Data items:

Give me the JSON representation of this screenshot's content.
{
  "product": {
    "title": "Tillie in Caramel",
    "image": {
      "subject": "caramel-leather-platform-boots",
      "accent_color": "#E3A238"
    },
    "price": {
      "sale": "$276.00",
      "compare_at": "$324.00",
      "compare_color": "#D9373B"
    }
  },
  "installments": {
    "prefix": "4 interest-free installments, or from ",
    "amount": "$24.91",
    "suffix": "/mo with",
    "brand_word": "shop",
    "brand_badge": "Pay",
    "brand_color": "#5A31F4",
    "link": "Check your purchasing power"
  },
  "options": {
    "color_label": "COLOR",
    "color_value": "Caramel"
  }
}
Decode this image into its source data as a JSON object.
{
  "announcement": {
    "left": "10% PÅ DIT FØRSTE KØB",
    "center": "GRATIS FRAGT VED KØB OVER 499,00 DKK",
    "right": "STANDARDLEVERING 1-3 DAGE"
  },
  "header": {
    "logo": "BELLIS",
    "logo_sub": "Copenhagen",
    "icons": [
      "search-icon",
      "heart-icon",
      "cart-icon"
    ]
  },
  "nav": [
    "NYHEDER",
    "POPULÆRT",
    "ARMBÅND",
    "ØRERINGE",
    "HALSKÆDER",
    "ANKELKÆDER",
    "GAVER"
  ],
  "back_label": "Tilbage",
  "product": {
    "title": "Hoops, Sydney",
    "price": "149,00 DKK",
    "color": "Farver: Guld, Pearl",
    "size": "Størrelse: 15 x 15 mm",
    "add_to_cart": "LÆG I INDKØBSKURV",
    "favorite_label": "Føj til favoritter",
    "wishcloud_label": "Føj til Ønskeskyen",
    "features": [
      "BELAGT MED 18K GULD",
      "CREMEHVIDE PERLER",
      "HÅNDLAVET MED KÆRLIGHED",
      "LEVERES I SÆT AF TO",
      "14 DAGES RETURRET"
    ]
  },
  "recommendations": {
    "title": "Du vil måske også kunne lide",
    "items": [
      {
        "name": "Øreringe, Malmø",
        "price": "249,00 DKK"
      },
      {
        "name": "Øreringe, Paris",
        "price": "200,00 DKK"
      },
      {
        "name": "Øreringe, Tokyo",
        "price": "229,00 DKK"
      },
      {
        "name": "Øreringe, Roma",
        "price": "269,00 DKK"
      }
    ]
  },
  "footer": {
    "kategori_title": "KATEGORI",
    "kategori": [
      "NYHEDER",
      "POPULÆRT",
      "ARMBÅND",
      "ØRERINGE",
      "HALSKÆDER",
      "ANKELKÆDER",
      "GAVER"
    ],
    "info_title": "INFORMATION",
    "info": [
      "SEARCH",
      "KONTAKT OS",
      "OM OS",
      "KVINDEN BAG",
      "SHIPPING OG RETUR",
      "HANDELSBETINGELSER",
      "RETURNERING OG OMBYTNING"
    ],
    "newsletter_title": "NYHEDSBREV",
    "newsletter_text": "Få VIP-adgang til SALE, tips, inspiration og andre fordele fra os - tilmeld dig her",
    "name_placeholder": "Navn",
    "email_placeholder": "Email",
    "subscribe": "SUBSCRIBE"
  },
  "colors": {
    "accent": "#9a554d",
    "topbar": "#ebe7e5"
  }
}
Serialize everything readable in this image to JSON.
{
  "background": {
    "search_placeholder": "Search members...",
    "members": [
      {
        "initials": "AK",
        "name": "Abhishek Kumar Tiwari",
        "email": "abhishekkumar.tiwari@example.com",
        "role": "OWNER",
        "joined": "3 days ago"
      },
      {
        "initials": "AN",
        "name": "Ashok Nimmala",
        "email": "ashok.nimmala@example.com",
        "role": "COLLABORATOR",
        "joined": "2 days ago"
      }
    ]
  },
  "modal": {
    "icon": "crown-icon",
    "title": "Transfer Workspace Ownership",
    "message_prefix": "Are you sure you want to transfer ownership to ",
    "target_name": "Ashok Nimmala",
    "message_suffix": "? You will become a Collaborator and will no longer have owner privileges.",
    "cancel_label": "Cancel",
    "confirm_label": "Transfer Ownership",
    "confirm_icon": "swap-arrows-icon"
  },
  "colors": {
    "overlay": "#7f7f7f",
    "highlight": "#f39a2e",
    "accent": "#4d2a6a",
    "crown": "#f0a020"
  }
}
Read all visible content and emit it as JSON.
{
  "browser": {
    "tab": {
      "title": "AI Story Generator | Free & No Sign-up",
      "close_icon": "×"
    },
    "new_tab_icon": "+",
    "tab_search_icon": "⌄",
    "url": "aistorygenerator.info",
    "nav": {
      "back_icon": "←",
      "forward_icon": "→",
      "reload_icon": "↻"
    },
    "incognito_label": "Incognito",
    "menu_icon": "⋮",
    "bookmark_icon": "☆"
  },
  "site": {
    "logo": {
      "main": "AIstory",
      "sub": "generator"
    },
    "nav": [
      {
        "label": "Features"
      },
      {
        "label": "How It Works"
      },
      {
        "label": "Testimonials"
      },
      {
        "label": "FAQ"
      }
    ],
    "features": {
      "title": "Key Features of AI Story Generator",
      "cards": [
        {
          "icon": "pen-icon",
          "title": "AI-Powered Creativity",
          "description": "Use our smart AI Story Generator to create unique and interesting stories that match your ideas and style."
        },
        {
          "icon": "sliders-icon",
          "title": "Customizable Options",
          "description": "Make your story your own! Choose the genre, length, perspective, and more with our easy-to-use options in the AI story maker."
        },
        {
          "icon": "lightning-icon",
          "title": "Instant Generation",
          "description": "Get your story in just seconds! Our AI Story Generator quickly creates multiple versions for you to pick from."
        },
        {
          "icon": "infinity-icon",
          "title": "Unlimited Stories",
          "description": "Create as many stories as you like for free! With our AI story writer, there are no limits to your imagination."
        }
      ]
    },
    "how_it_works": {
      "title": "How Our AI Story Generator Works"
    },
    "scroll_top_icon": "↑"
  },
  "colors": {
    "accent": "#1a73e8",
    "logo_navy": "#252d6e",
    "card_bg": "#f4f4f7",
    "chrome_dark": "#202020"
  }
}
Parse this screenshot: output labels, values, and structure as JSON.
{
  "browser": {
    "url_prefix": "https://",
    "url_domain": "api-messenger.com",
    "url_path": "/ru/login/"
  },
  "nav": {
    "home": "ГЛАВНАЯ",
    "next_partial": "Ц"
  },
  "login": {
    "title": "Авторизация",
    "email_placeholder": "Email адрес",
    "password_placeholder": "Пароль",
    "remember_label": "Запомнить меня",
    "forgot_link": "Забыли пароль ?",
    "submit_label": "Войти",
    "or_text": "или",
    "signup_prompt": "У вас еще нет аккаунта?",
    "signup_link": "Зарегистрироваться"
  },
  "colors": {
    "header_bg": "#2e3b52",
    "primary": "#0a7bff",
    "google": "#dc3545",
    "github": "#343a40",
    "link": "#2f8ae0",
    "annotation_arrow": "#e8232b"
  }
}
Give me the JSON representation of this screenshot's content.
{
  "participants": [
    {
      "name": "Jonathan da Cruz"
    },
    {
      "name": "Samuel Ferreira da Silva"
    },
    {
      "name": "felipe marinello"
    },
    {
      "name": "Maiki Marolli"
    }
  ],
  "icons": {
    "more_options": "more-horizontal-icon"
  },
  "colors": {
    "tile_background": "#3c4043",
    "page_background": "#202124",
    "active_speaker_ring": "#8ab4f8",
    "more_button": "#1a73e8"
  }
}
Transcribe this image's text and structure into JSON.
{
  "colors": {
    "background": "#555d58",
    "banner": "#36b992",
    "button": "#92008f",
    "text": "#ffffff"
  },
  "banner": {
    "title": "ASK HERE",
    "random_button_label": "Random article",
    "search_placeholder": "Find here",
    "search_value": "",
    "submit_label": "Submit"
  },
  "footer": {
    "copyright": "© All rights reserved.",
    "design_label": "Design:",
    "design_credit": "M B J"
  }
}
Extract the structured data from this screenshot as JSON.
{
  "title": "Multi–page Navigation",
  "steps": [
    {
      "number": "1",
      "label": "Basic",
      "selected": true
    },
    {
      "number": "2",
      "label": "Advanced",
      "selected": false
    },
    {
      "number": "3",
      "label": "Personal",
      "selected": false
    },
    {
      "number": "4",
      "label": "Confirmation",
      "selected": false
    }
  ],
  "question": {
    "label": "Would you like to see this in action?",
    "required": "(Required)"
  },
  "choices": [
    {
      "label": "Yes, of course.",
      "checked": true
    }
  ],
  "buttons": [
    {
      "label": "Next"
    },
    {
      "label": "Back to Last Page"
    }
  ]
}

▸ **Aim**
Locate each line with the word "from" and copy it.

▸ **Answer below**
    "prefix": "4 interest-free installments, or from ",
          "description": "Get your story in just seconds! Our AI Story Generator quickly creates multiple versions for you to pick from."
Extract the structured data from this screenshot as JSON.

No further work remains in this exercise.